Work required: Repeat the lines that follow, leaving nothing out.

The records:

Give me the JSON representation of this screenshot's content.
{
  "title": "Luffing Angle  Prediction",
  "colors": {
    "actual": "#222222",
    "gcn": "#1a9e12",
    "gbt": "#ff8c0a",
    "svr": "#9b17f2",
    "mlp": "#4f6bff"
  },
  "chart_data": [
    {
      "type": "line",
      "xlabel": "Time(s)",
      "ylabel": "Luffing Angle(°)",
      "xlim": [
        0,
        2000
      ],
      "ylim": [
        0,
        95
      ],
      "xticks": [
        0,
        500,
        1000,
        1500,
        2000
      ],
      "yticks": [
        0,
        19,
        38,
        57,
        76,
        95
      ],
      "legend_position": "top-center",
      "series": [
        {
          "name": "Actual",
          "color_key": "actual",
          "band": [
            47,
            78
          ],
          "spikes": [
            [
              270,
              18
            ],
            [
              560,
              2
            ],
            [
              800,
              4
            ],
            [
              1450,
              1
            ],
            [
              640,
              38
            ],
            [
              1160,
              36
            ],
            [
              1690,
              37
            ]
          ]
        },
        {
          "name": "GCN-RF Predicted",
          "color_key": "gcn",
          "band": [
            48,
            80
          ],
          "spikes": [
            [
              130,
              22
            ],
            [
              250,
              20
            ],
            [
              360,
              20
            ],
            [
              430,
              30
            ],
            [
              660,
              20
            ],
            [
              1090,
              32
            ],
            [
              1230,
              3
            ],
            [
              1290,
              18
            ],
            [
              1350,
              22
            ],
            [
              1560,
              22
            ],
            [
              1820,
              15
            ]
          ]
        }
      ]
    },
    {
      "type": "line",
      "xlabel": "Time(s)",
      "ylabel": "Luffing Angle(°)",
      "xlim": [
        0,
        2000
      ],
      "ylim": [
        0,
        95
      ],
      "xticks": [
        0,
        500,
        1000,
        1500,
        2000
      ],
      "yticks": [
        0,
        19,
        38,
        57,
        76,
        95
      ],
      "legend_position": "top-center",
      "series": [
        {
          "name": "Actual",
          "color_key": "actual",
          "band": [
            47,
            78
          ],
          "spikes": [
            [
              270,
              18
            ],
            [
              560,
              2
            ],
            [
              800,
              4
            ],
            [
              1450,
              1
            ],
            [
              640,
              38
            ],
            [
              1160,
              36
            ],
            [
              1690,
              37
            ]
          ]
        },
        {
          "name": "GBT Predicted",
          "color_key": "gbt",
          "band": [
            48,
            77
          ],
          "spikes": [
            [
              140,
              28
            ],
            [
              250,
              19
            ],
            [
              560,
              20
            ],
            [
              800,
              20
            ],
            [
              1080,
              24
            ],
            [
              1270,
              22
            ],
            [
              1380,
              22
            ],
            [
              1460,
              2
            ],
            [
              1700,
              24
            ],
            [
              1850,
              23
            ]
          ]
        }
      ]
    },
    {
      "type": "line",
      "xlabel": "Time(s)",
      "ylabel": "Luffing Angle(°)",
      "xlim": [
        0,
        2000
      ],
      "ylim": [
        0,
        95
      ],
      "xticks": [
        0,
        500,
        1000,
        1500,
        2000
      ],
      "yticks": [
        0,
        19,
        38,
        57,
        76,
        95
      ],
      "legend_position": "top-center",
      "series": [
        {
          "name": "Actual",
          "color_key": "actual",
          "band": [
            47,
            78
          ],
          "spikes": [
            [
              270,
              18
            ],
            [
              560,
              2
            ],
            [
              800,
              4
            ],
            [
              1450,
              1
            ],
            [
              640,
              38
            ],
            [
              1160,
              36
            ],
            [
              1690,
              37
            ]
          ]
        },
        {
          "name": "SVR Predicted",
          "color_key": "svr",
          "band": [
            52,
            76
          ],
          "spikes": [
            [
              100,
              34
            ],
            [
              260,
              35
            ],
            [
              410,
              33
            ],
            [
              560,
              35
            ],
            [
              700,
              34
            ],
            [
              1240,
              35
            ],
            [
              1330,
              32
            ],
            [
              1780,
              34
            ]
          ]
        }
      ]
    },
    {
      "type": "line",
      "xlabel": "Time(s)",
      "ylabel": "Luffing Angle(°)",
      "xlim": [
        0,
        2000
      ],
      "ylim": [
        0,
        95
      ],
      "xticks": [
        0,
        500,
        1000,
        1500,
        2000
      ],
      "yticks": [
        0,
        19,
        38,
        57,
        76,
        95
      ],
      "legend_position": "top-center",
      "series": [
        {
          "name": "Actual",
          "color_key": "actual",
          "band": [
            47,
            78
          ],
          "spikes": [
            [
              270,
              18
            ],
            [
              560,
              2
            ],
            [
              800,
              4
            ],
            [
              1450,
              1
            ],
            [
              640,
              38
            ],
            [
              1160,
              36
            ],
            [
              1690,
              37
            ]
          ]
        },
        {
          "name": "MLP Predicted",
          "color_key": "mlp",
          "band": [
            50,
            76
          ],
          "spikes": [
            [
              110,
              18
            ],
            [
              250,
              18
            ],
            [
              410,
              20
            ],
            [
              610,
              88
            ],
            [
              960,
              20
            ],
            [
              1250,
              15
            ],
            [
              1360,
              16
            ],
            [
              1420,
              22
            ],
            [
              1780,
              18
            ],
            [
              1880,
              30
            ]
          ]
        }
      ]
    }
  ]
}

Solution for this task:
Give me the JSON representation of this screenshot's content.
{
  "title": "Luffing Angle  Prediction",
  "colors": {
    "actual": "#222222",
    "gcn": "#1a9e12",
    "gbt": "#ff8c0a",
    "svr": "#9b17f2",
    "mlp": "#4f6bff"
  },
  "chart_data": [
    {
      "type": "line",
      "xlabel": "Time(s)",
      "ylabel": "Luffing Angle(°)",
      "xlim": [
        0,
        2000
      ],
      "ylim": [
        0,
        95
      ],
      "xticks": [
        0,
        500,
        1000,
        1500,
        2000
      ],
      "yticks": [
        0,
        19,
        38,
        57,
        76,
        95
      ],
      "legend_position": "top-center",
      "series": [
        {
          "name": "Actual",
          "color_key": "actual",
          "band": [
            47,
            78
          ],
          "spikes": [
            [
              270,
              18
            ],
            [
              560,
              2
            ],
            [
              800,
              4
            ],
            [
              1450,
              1
            ],
            [
              640,
              38
            ],
            [
              1160,
              36
            ],
            [
              1690,
              37
            ]
          ]
        },
        {
          "name": "GCN-RF Predicted",
          "color_key": "gcn",
          "band": [
            48,
            80
          ],
          "spikes": [
            [
              130,
              22
            ],
            [
              250,
              20
            ],
            [
              360,
              20
            ],
            [
              430,
              30
            ],
            [
              660,
              20
            ],
            [
              1090,
              32
            ],
            [
              1230,
              3
            ],
            [
              1290,
              18
            ],
            [
              1350,
              22
            ],
            [
              1560,
              22
            ],
            [
              1820,
              15
            ]
          ]
        }
      ]
    },
    {
      "type": "line",
      "xlabel": "Time(s)",
      "ylabel": "Luffing Angle(°)",
      "xlim": [
        0,
        2000
      ],
      "ylim": [
        0,
        95
      ],
      "xticks": [
        0,
        500,
        1000,
        1500,
        2000
      ],
      "yticks": [
        0,
        19,
        38,
        57,
        76,
        95
      ],
      "legend_position": "top-center",
      "series": [
        {
          "name": "Actual",
          "color_key": "actual",
          "band": [
            47,
            78
          ],
          "spikes": [
            [
              270,
              18
            ],
            [
              560,
              2
            ],
            [
              800,
              4
            ],
            [
              1450,
              1
            ],
            [
              640,
              38
            ],
            [
              1160,
              36
            ],
            [
              1690,
              37
            ]
          ]
        },
        {
          "name": "GBT Predicted",
          "color_key": "gbt",
          "band": [
            48,
            77
          ],
          "spikes": [
            [
              140,
              28
            ],
            [
              250,
              19
            ],
            [
              560,
              20
            ],
            [
              800,
              20
            ],
            [
              1080,
              24
            ],
            [
              1270,
              22
            ],
            [
              1380,
              22
            ],
            [
              1460,
              2
            ],
            [
              1700,
              24
            ],
            [
              1850,
              23
            ]
          ]
        }
      ]
    },
    {
      "type": "line",
      "xlabel": "Time(s)",
      "ylabel": "Luffing Angle(°)",
      "xlim": [
        0,
        2000
      ],
      "ylim": [
        0,
        95
      ],
      "xticks": [
        0,
        500,
        1000,
        1500,
        2000
      ],
      "yticks": [
        0,
        19,
        38,
        57,
        76,
        95
      ],
      "legend_position": "top-center",
      "series": [
        {
          "name": "Actual",
          "color_key": "actual",
          "band": [
            47,
            78
          ],
          "spikes": [
            [
              270,
              18
            ],
            [
              560,
              2
            ],
            [
              800,
              4
            ],
            [
              1450,
              1
            ],
            [
              640,
              38
            ],
            [
              1160,
              36
            ],
            [
              1690,
              37
            ]
          ]
        },
        {
          "name": "SVR Predicted",
          "color_key": "svr",
          "band": [
            52,
            76
          ],
          "spikes": [
            [
              100,
              34
            ],
            [
              260,
              35
            ],
            [
              410,
              33
            ],
            [
              560,
              35
            ],
            [
              700,
              34
            ],
            [
              1240,
              35
            ],
            [
              1330,
              32
            ],
            [
              1780,
              34
            ]
          ]
        }
      ]
    },
    {
      "type": "line",
      "xlabel": "Time(s)",
      "ylabel": "Luffing Angle(°)",
      "xlim": [
        0,
        2000
      ],
      "ylim": [
        0,
        95
      ],
      "xticks": [
        0,
        500,
        1000,
        1500,
        2000
      ],
      "yticks": [
        0,
        19,
        38,
        57,
        76,
        95
      ],
      "legend_position": "top-center",
      "series": [
        {
          "name": "Actual",
          "color_key": "actual",
          "band": [
            47,
            78
          ],
          "spikes": [
            [
              270,
              18
            ],
            [
              560,
              2
            ],
            [
              800,
              4
            ],
            [
              1450,
              1
            ],
            [
              640,
              38
            ],
            [
              1160,
              36
            ],
            [
              1690,
              37
            ]
          ]
        },
        {
          "name": "MLP Predicted",
          "color_key": "mlp",
          "band": [
            50,
            76
          ],
          "spikes": [
            [
              110,
              18
            ],
            [
              250,
              18
            ],
            [
              410,
              20
            ],
            [
              610,
              88
            ],
            [
              960,
              20
            ],
            [
              1250,
              15
            ],
            [
              1360,
              16
            ],
            [
              1420,
              22
            ],
            [
              1780,
              18
            ],
            [
              1880,
              30
            ]
          ]
        }
      ]
    }
  ]
}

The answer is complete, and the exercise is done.